Task -> From the line containing "Output a JSON" down to the final line of the entries below, quote every line verbatim. Exclude pictures.

[Start of Records supplied]

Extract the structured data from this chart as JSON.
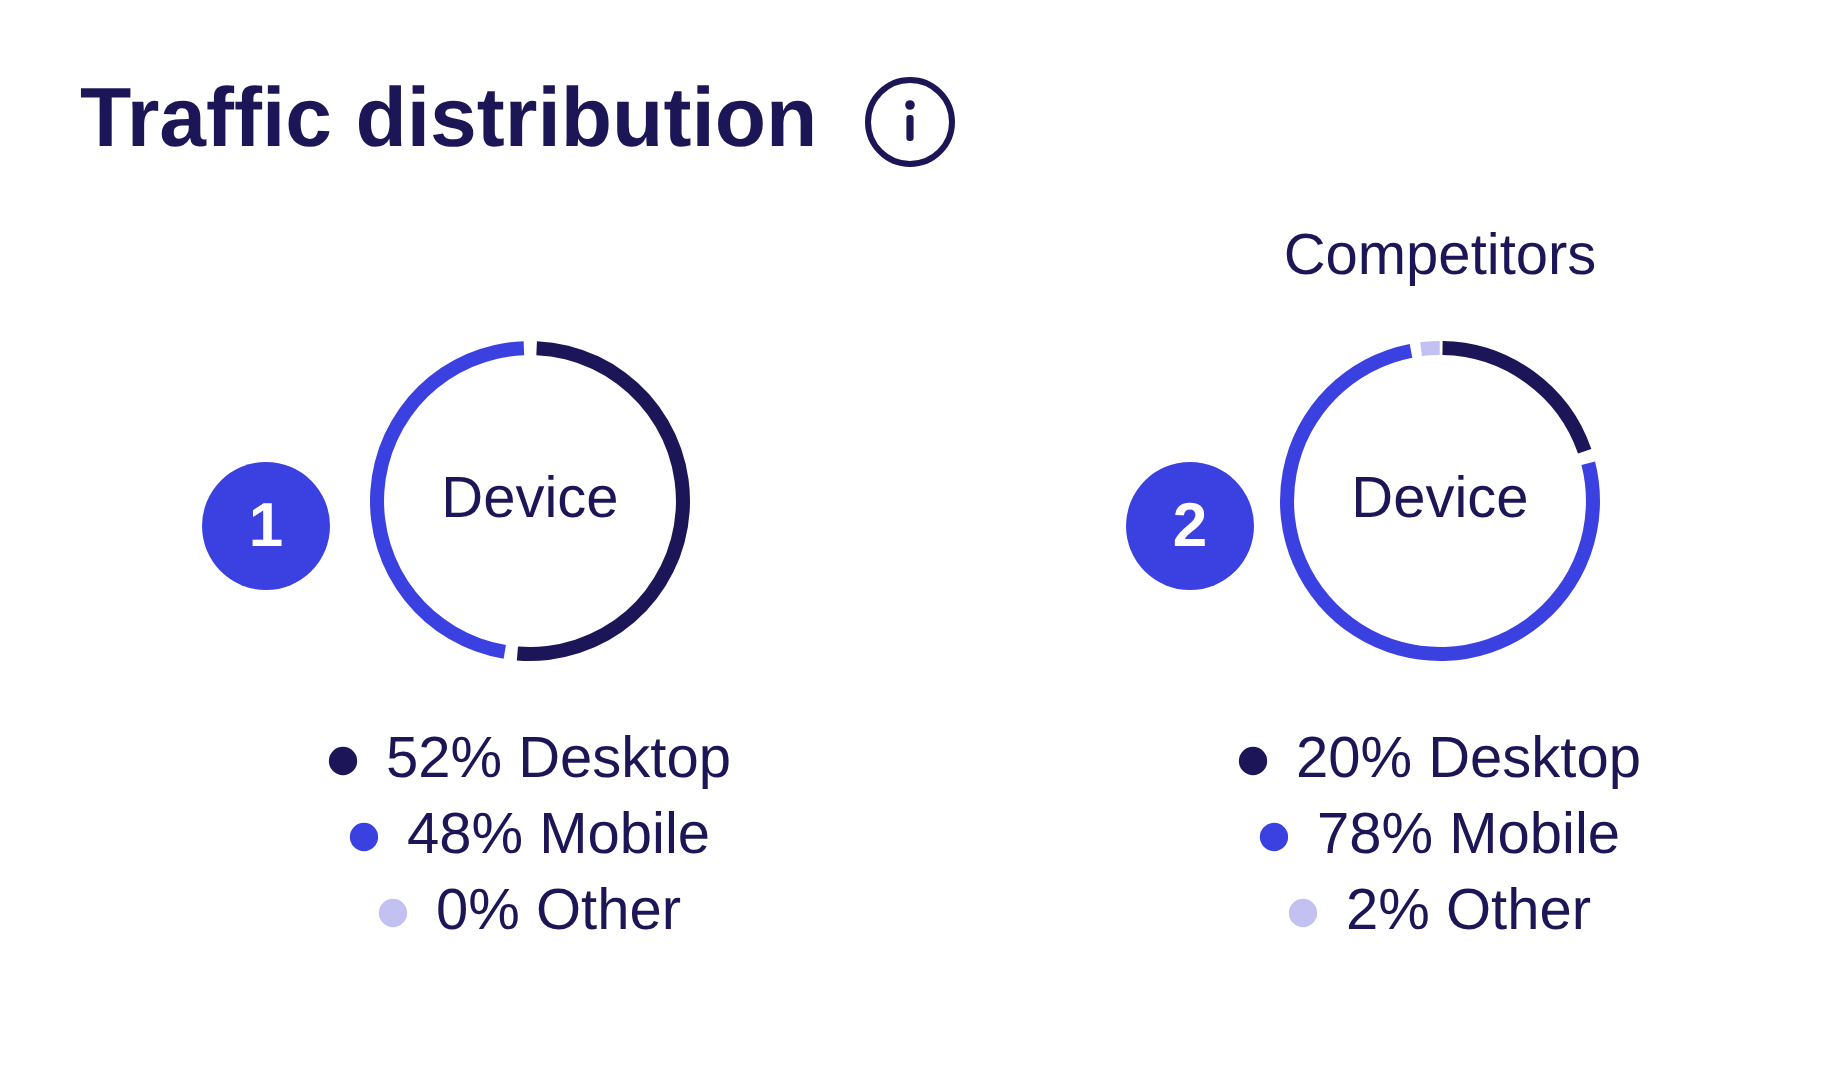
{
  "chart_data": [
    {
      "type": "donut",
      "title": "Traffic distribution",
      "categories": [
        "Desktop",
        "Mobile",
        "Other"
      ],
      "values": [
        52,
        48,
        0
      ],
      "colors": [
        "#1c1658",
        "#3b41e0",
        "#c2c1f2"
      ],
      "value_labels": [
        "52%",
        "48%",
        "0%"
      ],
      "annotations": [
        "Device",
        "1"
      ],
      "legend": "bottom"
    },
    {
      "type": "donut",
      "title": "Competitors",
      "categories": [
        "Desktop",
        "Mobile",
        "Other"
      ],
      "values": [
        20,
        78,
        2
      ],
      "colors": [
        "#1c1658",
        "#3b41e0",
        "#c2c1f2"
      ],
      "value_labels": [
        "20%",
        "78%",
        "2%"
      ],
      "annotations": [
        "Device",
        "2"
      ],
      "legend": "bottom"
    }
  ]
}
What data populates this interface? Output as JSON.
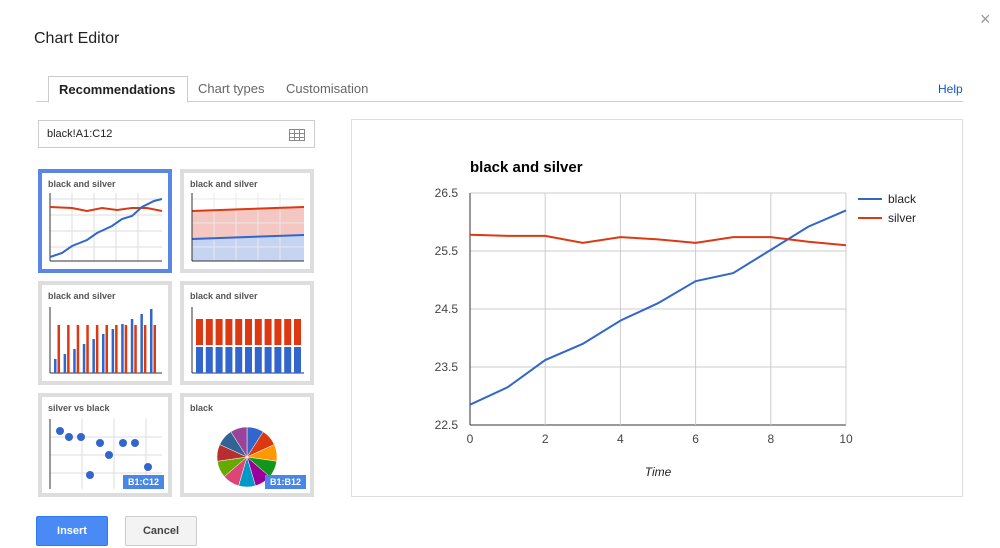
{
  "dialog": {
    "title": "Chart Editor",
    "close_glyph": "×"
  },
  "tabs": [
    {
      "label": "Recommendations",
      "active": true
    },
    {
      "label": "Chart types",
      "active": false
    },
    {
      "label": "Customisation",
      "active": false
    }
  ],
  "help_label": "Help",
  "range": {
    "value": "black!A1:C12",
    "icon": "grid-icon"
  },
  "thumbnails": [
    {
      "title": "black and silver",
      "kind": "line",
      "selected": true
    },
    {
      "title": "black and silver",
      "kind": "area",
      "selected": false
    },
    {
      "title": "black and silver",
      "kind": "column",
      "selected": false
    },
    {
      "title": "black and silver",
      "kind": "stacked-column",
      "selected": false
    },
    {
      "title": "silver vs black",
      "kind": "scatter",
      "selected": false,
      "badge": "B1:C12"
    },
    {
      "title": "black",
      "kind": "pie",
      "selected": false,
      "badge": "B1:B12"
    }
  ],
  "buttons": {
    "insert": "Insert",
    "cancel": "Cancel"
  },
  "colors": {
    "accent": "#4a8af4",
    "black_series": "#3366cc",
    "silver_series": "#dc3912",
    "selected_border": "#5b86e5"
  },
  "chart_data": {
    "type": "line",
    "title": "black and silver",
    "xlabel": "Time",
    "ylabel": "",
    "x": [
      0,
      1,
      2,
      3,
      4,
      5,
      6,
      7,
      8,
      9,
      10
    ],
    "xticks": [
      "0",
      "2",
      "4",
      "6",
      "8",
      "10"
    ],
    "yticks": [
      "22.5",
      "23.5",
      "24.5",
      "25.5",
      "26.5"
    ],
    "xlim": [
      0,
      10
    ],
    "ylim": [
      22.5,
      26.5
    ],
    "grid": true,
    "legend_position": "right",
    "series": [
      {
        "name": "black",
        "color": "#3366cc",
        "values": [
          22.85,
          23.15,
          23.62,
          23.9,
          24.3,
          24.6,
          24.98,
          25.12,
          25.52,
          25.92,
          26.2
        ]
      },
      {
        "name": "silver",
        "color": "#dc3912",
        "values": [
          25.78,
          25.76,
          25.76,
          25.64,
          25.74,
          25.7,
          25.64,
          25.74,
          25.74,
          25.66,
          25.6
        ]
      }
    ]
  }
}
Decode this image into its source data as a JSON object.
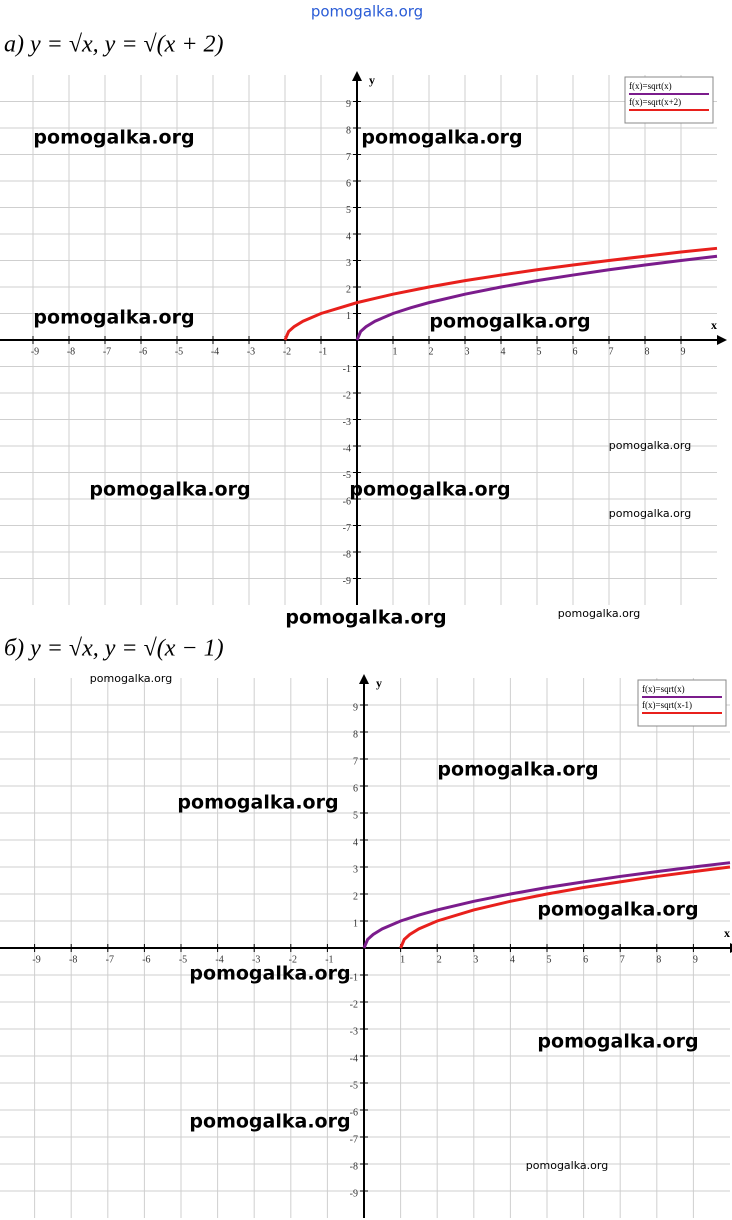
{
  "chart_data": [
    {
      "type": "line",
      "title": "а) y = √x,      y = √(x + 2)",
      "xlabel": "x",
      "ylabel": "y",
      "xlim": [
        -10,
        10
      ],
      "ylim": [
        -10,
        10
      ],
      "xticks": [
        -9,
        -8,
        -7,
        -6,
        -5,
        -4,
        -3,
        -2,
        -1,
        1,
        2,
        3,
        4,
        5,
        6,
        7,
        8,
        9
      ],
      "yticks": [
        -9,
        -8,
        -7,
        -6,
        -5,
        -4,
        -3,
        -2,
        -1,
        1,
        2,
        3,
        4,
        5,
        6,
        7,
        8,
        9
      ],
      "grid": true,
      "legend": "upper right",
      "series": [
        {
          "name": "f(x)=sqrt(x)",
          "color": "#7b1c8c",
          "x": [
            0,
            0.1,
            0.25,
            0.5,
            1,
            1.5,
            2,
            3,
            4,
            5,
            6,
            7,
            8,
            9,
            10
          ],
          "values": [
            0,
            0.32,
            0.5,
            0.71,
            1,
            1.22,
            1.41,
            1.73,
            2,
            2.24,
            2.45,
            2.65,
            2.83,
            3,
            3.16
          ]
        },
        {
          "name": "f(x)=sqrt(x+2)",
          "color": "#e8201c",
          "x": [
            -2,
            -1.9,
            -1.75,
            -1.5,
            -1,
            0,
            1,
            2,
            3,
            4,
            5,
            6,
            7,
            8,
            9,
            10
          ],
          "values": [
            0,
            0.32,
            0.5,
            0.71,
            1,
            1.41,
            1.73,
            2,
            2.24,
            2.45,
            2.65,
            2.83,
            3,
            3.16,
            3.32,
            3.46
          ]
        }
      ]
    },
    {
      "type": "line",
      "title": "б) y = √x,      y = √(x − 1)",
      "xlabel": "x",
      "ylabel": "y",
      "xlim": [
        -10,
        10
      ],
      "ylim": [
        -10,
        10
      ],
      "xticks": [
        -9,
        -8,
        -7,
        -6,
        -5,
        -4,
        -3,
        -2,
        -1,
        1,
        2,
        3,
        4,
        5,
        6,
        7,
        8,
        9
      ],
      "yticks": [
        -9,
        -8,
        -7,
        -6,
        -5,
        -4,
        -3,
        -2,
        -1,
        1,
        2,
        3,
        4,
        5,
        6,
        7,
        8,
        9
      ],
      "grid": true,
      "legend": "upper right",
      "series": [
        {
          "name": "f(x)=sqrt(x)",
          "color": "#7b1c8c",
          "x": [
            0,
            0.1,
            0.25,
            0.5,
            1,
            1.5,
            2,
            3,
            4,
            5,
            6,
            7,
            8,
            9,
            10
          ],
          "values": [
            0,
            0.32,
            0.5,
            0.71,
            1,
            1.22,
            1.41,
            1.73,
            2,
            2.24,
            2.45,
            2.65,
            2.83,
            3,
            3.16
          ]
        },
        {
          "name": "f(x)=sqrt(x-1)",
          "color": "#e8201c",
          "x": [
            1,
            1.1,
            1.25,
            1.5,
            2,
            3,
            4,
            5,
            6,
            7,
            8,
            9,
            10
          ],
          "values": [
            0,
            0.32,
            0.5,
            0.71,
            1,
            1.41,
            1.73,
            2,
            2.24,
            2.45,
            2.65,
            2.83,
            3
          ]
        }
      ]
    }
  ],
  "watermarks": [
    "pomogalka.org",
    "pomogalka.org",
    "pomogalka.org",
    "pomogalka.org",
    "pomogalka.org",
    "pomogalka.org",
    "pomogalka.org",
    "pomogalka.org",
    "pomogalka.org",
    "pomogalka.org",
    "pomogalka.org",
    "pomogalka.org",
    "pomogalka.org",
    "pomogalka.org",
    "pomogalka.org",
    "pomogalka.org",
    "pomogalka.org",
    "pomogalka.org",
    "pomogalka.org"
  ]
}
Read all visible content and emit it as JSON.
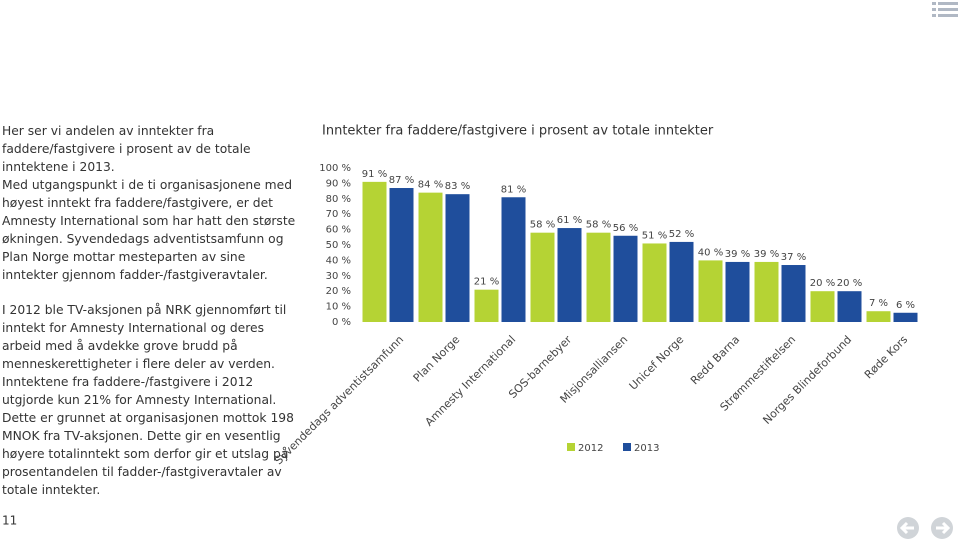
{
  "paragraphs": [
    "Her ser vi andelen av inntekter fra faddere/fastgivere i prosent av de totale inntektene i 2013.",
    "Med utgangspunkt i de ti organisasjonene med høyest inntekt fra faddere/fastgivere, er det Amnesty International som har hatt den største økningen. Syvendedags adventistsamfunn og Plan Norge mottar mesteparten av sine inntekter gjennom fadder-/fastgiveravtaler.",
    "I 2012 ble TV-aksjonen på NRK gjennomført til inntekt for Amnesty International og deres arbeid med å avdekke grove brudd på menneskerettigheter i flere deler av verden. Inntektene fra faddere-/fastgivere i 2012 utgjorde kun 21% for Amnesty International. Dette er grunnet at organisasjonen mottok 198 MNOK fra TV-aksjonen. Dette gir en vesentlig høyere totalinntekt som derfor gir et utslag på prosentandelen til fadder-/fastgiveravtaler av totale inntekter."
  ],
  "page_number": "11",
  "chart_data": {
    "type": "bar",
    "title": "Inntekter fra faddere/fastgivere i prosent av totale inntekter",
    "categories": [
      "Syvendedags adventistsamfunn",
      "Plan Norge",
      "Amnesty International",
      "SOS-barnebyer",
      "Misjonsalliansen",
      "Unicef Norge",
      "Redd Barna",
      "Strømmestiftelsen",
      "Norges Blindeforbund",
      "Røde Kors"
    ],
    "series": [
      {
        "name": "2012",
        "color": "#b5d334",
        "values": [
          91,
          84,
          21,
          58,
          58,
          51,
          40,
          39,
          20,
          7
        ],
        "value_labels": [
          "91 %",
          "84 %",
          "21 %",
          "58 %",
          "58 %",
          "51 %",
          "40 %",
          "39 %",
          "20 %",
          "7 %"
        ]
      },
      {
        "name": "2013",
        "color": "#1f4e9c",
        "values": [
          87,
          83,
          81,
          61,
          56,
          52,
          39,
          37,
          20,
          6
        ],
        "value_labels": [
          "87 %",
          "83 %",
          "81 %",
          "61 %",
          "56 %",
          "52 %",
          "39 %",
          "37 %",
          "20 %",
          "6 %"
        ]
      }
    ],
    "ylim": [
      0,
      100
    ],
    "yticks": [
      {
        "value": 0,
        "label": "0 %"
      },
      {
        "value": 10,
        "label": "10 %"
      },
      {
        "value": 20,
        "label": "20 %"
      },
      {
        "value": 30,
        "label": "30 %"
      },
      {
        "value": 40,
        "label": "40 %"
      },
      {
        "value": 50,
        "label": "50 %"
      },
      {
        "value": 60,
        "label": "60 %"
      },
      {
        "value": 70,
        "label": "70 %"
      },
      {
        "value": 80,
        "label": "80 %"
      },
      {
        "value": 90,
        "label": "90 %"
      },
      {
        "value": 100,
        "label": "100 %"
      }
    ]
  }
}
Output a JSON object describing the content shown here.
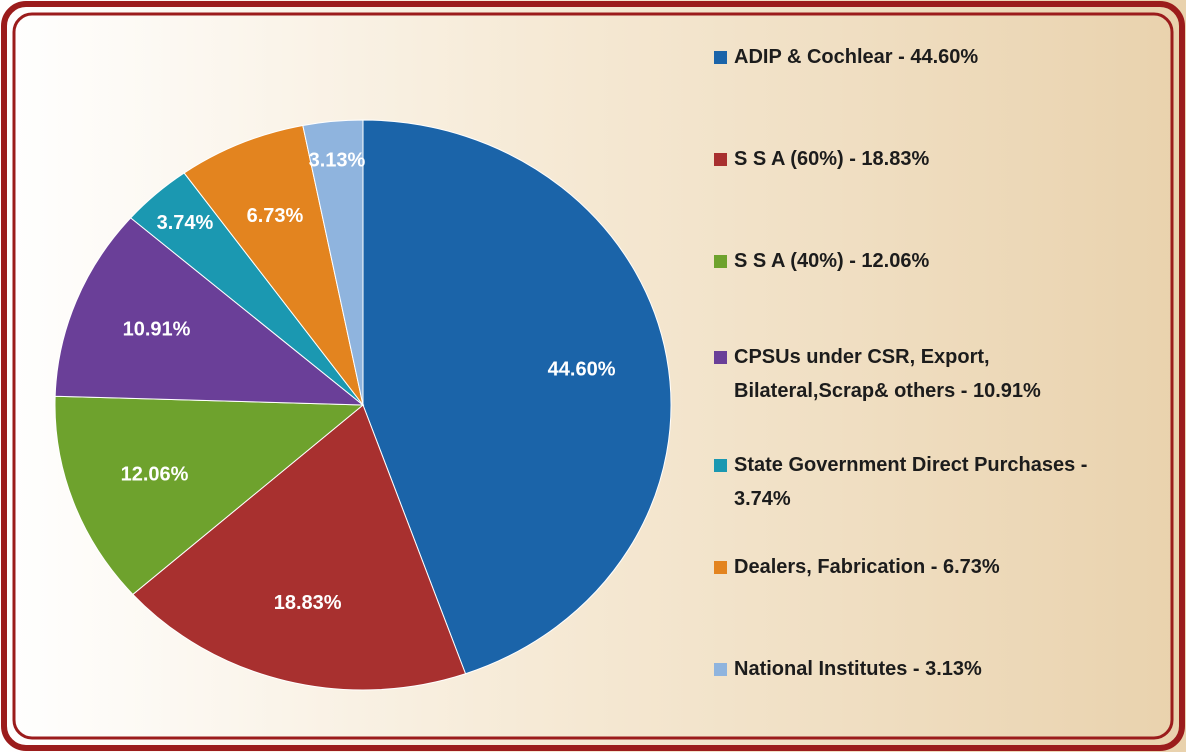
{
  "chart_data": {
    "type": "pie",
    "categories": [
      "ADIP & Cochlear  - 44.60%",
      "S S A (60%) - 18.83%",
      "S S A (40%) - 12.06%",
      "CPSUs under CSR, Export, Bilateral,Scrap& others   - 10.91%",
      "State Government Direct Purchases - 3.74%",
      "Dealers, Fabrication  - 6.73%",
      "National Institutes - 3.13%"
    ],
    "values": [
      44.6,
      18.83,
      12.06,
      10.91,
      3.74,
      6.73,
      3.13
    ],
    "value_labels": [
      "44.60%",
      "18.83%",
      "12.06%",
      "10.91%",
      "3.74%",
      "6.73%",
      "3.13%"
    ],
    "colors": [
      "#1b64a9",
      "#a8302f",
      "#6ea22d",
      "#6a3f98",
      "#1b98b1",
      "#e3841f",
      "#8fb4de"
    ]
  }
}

[End of Records supplied]

Right answer ->
Output a JSON object describing the content shown here.
{
  "chart_data": {
    "type": "pie",
    "categories": [
      "ADIP & Cochlear  - 44.60%",
      "S S A (60%) - 18.83%",
      "S S A (40%) - 12.06%",
      "CPSUs under CSR, Export, Bilateral,Scrap& others   - 10.91%",
      "State Government Direct Purchases - 3.74%",
      "Dealers, Fabrication  - 6.73%",
      "National Institutes - 3.13%"
    ],
    "values": [
      44.6,
      18.83,
      12.06,
      10.91,
      3.74,
      6.73,
      3.13
    ],
    "value_labels": [
      "44.60%",
      "18.83%",
      "12.06%",
      "10.91%",
      "3.74%",
      "6.73%",
      "3.13%"
    ],
    "colors": [
      "#1b64a9",
      "#a8302f",
      "#6ea22d",
      "#6a3f98",
      "#1b98b1",
      "#e3841f",
      "#8fb4de"
    ]
  }
}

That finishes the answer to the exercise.